* _WHAT YOU SHOULD DO_
Take the data that follows and retype it word for word.

* _RAW RECORDS_
++++++
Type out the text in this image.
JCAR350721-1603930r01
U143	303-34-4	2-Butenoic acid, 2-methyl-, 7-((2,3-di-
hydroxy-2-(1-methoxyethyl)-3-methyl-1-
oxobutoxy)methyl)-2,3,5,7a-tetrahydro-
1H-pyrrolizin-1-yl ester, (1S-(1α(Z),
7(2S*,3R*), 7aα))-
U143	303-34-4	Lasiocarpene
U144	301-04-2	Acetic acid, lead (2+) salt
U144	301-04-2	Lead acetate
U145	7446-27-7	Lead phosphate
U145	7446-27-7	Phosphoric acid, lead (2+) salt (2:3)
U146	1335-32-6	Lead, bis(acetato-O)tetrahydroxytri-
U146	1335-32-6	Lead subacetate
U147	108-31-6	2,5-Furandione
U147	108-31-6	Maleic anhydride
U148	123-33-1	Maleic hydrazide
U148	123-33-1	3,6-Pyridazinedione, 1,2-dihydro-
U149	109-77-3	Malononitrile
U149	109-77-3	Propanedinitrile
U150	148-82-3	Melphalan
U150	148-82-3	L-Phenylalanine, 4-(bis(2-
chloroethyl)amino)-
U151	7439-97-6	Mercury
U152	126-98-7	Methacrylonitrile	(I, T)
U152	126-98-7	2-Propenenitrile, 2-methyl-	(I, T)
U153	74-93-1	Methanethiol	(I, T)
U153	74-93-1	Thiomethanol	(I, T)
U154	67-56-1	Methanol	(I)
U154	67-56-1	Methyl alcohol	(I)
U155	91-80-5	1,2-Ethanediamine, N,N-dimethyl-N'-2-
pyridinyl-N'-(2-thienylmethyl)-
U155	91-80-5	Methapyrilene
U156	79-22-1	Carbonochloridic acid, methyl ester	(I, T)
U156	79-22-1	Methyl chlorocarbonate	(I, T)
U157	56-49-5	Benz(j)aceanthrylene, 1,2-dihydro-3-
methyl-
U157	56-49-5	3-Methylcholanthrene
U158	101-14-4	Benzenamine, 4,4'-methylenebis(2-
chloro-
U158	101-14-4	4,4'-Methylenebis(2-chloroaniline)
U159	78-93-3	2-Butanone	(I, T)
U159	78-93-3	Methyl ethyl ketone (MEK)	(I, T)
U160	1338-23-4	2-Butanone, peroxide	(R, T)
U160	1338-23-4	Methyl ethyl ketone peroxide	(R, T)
++++++
* _RESPONSE TO THIS EXERCISE_
Type out the text in this image.
JCAR350721-1603930r01
U143	303-34-4	2-Butenoic acid, 2-methyl-, 7-((2,3-di-
hydroxy-2-(1-methoxyethyl)-3-methyl-1-
oxobutoxy)methyl)-2,3,5,7a-tetrahydro-
1H-pyrrolizin-1-yl ester, (1S-(1α(Z),
7(2S*,3R*), 7aα))-
U143	303-34-4	Lasiocarpene
U144	301-04-2	Acetic acid, lead (2+) salt
U144	301-04-2	Lead acetate
U145	7446-27-7	Lead phosphate
U145	7446-27-7	Phosphoric acid, lead (2+) salt (2:3)
U146	1335-32-6	Lead, bis(acetato-O)tetrahydroxytri-
U146	1335-32-6	Lead subacetate
U147	108-31-6	2,5-Furandione
U147	108-31-6	Maleic anhydride
U148	123-33-1	Maleic hydrazide
U148	123-33-1	3,6-Pyridazinedione, 1,2-dihydro-
U149	109-77-3	Malononitrile
U149	109-77-3	Propanedinitrile
U150	148-82-3	Melphalan
U150	148-82-3	L-Phenylalanine, 4-(bis(2-
chloroethyl)amino)-
U151	7439-97-6	Mercury
U152	126-98-7	Methacrylonitrile	(I, T)
U152	126-98-7	2-Propenenitrile, 2-methyl-	(I, T)
U153	74-93-1	Methanethiol	(I, T)
U153	74-93-1	Thiomethanol	(I, T)
U154	67-56-1	Methanol	(I)
U154	67-56-1	Methyl alcohol	(I)
U155	91-80-5	1,2-Ethanediamine, N,N-dimethyl-N'-2-
pyridinyl-N'-(2-thienylmethyl)-
U155	91-80-5	Methapyrilene
U156	79-22-1	Carbonochloridic acid, methyl ester	(I, T)
U156	79-22-1	Methyl chlorocarbonate	(I, T)
U157	56-49-5	Benz(j)aceanthrylene, 1,2-dihydro-3-
methyl-
U157	56-49-5	3-Methylcholanthrene
U158	101-14-4	Benzenamine, 4,4'-methylenebis(2-
chloro-
U158	101-14-4	4,4'-Methylenebis(2-chloroaniline)
U159	78-93-3	2-Butanone	(I, T)
U159	78-93-3	Methyl ethyl ketone (MEK)	(I, T)
U160	1338-23-4	2-Butanone, peroxide	(R, T)
U160	1338-23-4	Methyl ethyl ketone peroxide	(R, T)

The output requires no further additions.